• _TASK GOAL_
Copy every line of the records below verbatim, leaving out the picture markers.

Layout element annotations

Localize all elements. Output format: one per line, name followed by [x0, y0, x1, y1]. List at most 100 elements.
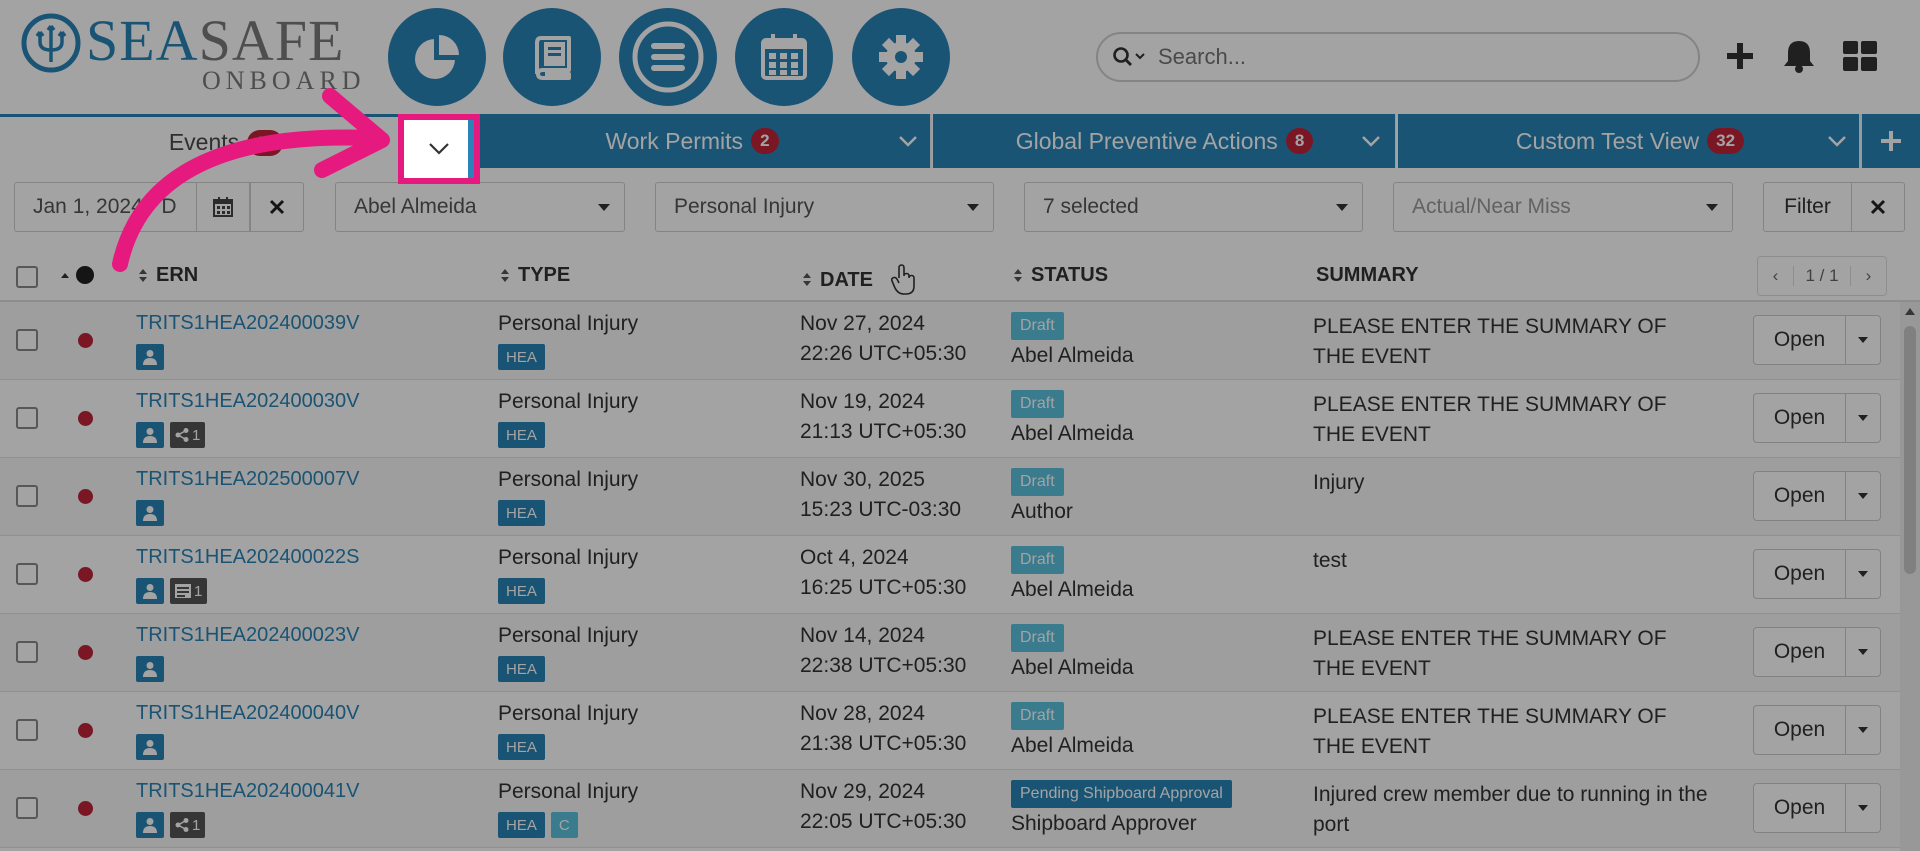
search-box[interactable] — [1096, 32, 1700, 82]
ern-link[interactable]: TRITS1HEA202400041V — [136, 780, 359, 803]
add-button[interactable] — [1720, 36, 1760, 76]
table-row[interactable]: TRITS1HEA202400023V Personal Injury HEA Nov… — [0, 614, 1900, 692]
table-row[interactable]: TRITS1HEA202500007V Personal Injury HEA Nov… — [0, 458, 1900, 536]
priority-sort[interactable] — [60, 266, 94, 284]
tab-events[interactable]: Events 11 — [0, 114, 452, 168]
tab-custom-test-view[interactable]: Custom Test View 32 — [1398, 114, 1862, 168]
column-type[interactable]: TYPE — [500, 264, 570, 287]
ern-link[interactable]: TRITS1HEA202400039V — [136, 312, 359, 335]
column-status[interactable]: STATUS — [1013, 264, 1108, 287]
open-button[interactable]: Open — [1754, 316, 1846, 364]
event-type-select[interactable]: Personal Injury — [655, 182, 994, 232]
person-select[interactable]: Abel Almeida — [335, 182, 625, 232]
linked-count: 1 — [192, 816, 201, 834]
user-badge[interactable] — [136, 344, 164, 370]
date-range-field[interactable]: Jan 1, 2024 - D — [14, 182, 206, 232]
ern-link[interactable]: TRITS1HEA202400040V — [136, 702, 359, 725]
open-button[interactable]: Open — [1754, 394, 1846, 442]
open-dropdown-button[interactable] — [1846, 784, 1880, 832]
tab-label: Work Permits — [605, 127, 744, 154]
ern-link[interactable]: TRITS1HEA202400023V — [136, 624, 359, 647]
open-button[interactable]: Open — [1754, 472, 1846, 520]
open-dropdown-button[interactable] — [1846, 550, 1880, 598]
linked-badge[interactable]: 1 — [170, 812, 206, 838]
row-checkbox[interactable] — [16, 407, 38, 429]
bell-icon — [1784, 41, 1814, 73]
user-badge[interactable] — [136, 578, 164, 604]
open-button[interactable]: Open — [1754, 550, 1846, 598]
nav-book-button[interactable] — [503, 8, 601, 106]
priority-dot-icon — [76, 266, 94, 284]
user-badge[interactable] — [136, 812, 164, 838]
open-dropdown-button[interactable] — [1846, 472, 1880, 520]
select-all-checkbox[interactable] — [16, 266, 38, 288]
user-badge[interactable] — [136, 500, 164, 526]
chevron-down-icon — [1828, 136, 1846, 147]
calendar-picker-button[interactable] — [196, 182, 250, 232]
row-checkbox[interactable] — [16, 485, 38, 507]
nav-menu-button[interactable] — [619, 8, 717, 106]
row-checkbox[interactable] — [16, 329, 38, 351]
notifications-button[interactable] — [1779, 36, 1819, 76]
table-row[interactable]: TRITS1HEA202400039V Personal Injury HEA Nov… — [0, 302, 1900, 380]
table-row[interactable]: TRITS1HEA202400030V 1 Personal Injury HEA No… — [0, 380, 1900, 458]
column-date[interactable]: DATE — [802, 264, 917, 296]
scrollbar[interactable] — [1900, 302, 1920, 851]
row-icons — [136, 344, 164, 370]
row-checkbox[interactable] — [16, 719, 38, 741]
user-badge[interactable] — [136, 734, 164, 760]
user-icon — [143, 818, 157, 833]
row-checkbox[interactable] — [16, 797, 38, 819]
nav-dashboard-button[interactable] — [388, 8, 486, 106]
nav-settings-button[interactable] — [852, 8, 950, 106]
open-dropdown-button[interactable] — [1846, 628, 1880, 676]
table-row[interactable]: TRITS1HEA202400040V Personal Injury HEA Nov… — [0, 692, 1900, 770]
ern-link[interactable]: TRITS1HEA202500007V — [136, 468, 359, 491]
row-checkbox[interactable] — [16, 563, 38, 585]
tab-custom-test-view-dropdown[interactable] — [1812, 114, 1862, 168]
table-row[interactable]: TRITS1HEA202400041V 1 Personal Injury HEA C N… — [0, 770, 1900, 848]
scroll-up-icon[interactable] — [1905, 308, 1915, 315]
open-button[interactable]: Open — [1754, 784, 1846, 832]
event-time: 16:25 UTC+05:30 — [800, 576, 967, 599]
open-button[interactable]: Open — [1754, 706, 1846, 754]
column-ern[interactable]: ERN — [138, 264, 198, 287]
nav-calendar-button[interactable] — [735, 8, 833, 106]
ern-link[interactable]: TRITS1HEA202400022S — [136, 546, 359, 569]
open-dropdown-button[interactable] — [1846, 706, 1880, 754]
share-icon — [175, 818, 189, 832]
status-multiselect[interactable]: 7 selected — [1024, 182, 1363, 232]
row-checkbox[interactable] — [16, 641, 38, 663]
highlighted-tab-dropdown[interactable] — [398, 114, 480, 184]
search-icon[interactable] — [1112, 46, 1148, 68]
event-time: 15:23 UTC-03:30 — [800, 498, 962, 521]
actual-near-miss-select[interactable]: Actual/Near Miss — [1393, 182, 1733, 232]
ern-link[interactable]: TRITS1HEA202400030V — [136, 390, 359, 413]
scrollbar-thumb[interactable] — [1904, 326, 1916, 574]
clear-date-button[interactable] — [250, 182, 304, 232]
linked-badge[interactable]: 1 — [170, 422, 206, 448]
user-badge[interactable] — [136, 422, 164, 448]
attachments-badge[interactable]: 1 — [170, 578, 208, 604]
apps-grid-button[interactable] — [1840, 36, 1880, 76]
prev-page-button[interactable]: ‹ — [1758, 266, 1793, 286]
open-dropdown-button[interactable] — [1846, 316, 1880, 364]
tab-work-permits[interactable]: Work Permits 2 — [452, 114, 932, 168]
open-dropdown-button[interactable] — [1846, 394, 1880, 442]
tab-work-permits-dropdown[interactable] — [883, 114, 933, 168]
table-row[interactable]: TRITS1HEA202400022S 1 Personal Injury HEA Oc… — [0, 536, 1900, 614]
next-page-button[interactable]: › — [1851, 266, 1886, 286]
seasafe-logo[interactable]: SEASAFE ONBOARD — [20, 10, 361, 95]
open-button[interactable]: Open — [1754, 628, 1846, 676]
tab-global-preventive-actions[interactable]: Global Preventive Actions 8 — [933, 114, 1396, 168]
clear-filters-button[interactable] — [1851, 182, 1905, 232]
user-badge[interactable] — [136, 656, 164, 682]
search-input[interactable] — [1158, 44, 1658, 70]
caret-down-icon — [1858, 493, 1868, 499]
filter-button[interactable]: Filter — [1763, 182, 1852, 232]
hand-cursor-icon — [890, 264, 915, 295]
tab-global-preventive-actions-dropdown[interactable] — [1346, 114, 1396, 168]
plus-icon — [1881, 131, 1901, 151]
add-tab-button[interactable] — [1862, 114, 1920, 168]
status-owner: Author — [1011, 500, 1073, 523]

• _OUTPUT OF THE TASK_
Localize all elements. Output format: one per line, name followed by [x0, y0, x1, y1]. List at most 100 elements.
search-box[interactable] — [1096, 32, 1700, 82]
ern-link[interactable]: TRITS1HEA202400041V — [136, 780, 359, 803]
add-button[interactable] — [1720, 36, 1760, 76]
table-row[interactable]: TRITS1HEA202400023V Personal Injury HEA Nov… — [0, 614, 1900, 692]
table-row[interactable]: TRITS1HEA202500007V Personal Injury HEA Nov… — [0, 458, 1900, 536]
priority-sort[interactable] — [60, 266, 94, 284]
tab-events[interactable]: Events 11 — [0, 114, 452, 168]
tab-custom-test-view[interactable]: Custom Test View 32 — [1398, 114, 1862, 168]
column-type[interactable]: TYPE — [500, 264, 570, 287]
ern-link[interactable]: TRITS1HEA202400039V — [136, 312, 359, 335]
column-status[interactable]: STATUS — [1013, 264, 1108, 287]
open-button[interactable]: Open — [1754, 316, 1846, 364]
event-type-select[interactable]: Personal Injury — [655, 182, 994, 232]
person-select[interactable]: Abel Almeida — [335, 182, 625, 232]
linked-count: 1 — [192, 816, 201, 834]
user-badge[interactable] — [136, 344, 164, 370]
date-range-field[interactable]: Jan 1, 2024 - D — [14, 182, 206, 232]
ern-link[interactable]: TRITS1HEA202400040V — [136, 702, 359, 725]
open-button[interactable]: Open — [1754, 394, 1846, 442]
open-dropdown-button[interactable] — [1846, 784, 1880, 832]
tab-label: Work Permits — [605, 127, 744, 154]
ern-link[interactable]: TRITS1HEA202400023V — [136, 624, 359, 647]
open-button[interactable]: Open — [1754, 472, 1846, 520]
open-dropdown-button[interactable] — [1846, 550, 1880, 598]
linked-badge[interactable]: 1 — [170, 812, 206, 838]
row-checkbox[interactable] — [16, 407, 38, 429]
bell-icon — [1784, 41, 1814, 73]
user-badge[interactable] — [136, 578, 164, 604]
open-button[interactable]: Open — [1754, 550, 1846, 598]
nav-book-button[interactable] — [503, 8, 601, 106]
priority-dot-icon — [76, 266, 94, 284]
user-badge[interactable] — [136, 812, 164, 838]
open-dropdown-button[interactable] — [1846, 472, 1880, 520]
select-all-checkbox[interactable] — [16, 266, 38, 288]
user-badge[interactable] — [136, 500, 164, 526]
chevron-down-icon — [1828, 136, 1846, 147]
calendar-picker-button[interactable] — [196, 182, 250, 232]
row-checkbox[interactable] — [16, 485, 38, 507]
nav-menu-button[interactable] — [619, 8, 717, 106]
row-checkbox[interactable] — [16, 329, 38, 351]
notifications-button[interactable] — [1779, 36, 1819, 76]
table-row[interactable]: TRITS1HEA202400039V Personal Injury HEA Nov… — [0, 302, 1900, 380]
table-row[interactable]: TRITS1HEA202400030V 1 Personal Injury HEA No… — [0, 380, 1900, 458]
column-date[interactable]: DATE — [802, 264, 917, 296]
scrollbar[interactable] — [1900, 302, 1920, 851]
row-icons — [136, 344, 164, 370]
row-checkbox[interactable] — [16, 719, 38, 741]
user-badge[interactable] — [136, 734, 164, 760]
user-icon — [143, 818, 157, 833]
row-checkbox[interactable] — [16, 797, 38, 819]
nav-dashboard-button[interactable] — [388, 8, 486, 106]
nav-settings-button[interactable] — [852, 8, 950, 106]
open-dropdown-button[interactable] — [1846, 628, 1880, 676]
table-row[interactable]: TRITS1HEA202400040V Personal Injury HEA Nov… — [0, 692, 1900, 770]
ern-link[interactable]: TRITS1HEA202500007V — [136, 468, 359, 491]
row-checkbox[interactable] — [16, 563, 38, 585]
tab-custom-test-view-dropdown[interactable] — [1812, 114, 1862, 168]
table-row[interactable]: TRITS1HEA202400041V 1 Personal Injury HEA C N… — [0, 770, 1900, 848]
scroll-up-icon[interactable] — [1905, 308, 1915, 315]
open-button[interactable]: Open — [1754, 784, 1846, 832]
event-time: 16:25 UTC+05:30 — [800, 576, 967, 599]
open-button[interactable]: Open — [1754, 706, 1846, 754]
column-ern[interactable]: ERN — [138, 264, 198, 287]
nav-calendar-button[interactable] — [735, 8, 833, 106]
ern-link[interactable]: TRITS1HEA202400022S — [136, 546, 359, 569]
open-dropdown-button[interactable] — [1846, 706, 1880, 754]
share-icon — [175, 818, 189, 832]
status-multiselect[interactable]: 7 selected — [1024, 182, 1363, 232]
row-checkbox[interactable] — [16, 641, 38, 663]
highlighted-tab-dropdown[interactable] — [398, 114, 480, 184]
search-icon[interactable] — [1112, 46, 1148, 68]
event-time: 15:23 UTC-03:30 — [800, 498, 962, 521]
actual-near-miss-select[interactable]: Actual/Near Miss — [1393, 182, 1733, 232]
ern-link[interactable]: TRITS1HEA202400030V — [136, 390, 359, 413]
scrollbar-thumb[interactable] — [1904, 326, 1916, 574]
clear-date-button[interactable] — [250, 182, 304, 232]
linked-badge[interactable]: 1 — [170, 422, 206, 448]
user-badge[interactable] — [136, 422, 164, 448]
attachments-badge[interactable]: 1 — [170, 578, 208, 604]
apps-grid-button[interactable] — [1840, 36, 1880, 76]
prev-page-button[interactable]: ‹ — [1758, 266, 1793, 286]
open-dropdown-button[interactable] — [1846, 316, 1880, 364]
tab-work-permits[interactable]: Work Permits 2 — [452, 114, 932, 168]
open-dropdown-button[interactable] — [1846, 394, 1880, 442]
tab-work-permits-dropdown[interactable] — [883, 114, 933, 168]
table-row[interactable]: TRITS1HEA202400022S 1 Personal Injury HEA Oc… — [0, 536, 1900, 614]
next-page-button[interactable]: › — [1851, 266, 1886, 286]
seasafe-logo[interactable]: SEASAFE ONBOARD — [20, 10, 361, 95]
open-button[interactable]: Open — [1754, 628, 1846, 676]
tab-global-preventive-actions[interactable]: Global Preventive Actions 8 — [933, 114, 1396, 168]
clear-filters-button[interactable] — [1851, 182, 1905, 232]
user-badge[interactable] — [136, 656, 164, 682]
search-input[interactable] — [1158, 44, 1658, 70]
caret-down-icon — [1858, 493, 1868, 499]
filter-button[interactable]: Filter — [1763, 182, 1852, 232]
hand-cursor-icon — [890, 264, 915, 295]
tab-global-preventive-actions-dropdown[interactable] — [1346, 114, 1396, 168]
plus-icon — [1881, 131, 1901, 151]
add-tab-button[interactable] — [1862, 114, 1920, 168]
status-owner: Author — [1011, 500, 1073, 523]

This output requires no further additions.